• Task brief: Take every line from the material that has the word "forma" in it.

• Data entries:

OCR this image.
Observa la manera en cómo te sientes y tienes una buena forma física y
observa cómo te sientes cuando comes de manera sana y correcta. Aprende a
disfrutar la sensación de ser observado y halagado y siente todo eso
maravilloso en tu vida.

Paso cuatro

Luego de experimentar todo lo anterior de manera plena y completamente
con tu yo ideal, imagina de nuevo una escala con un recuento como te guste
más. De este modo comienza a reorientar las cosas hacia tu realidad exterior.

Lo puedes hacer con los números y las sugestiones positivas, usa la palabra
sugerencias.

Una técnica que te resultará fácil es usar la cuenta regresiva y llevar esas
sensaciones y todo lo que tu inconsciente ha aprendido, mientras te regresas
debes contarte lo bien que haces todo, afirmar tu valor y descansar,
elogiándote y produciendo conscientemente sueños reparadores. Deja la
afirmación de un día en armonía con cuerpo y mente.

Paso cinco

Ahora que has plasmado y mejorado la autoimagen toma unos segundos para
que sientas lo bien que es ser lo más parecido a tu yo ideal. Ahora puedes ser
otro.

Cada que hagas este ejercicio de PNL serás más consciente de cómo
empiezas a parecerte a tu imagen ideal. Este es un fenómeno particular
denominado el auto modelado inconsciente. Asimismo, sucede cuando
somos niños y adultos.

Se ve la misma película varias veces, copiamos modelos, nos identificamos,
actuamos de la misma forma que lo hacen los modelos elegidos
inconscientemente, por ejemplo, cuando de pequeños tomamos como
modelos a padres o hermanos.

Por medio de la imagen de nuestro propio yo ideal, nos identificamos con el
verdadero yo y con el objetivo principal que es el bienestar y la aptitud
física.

• The answer:
Observa la manera en cómo te sientes y tienes una buena forma física y
actuamos de la misma forma que lo hacen los modelos elegidos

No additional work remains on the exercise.